— Collected data entries —

......

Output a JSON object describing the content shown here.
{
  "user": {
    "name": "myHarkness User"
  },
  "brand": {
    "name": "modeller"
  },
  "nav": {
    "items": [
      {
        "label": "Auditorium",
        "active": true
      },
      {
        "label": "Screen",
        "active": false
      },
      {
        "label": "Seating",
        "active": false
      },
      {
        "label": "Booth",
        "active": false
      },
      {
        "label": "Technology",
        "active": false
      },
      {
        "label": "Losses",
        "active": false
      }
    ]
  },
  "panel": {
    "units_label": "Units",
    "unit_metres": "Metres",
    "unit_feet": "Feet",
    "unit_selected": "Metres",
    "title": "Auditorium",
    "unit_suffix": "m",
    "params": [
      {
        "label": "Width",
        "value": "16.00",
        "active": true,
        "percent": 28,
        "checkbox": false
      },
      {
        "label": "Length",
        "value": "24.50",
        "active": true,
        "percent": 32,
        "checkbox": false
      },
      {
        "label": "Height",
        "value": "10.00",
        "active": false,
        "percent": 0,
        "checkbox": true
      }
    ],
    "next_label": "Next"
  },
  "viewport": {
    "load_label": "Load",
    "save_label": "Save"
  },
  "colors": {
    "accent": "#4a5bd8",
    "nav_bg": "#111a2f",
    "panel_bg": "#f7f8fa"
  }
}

......

— Given task —
Make an exact copy of the data above.

— Task output —
Output a JSON object describing the content shown here.
{
  "user": {
    "name": "myHarkness User"
  },
  "brand": {
    "name": "modeller"
  },
  "nav": {
    "items": [
      {
        "label": "Auditorium",
        "active": true
      },
      {
        "label": "Screen",
        "active": false
      },
      {
        "label": "Seating",
        "active": false
      },
      {
        "label": "Booth",
        "active": false
      },
      {
        "label": "Technology",
        "active": false
      },
      {
        "label": "Losses",
        "active": false
      }
    ]
  },
  "panel": {
    "units_label": "Units",
    "unit_metres": "Metres",
    "unit_feet": "Feet",
    "unit_selected": "Metres",
    "title": "Auditorium",
    "unit_suffix": "m",
    "params": [
      {
        "label": "Width",
        "value": "16.00",
        "active": true,
        "percent": 28,
        "checkbox": false
      },
      {
        "label": "Length",
        "value": "24.50",
        "active": true,
        "percent": 32,
        "checkbox": false
      },
      {
        "label": "Height",
        "value": "10.00",
        "active": false,
        "percent": 0,
        "checkbox": true
      }
    ],
    "next_label": "Next"
  },
  "viewport": {
    "load_label": "Load",
    "save_label": "Save"
  },
  "colors": {
    "accent": "#4a5bd8",
    "nav_bg": "#111a2f",
    "panel_bg": "#f7f8fa"
  }
}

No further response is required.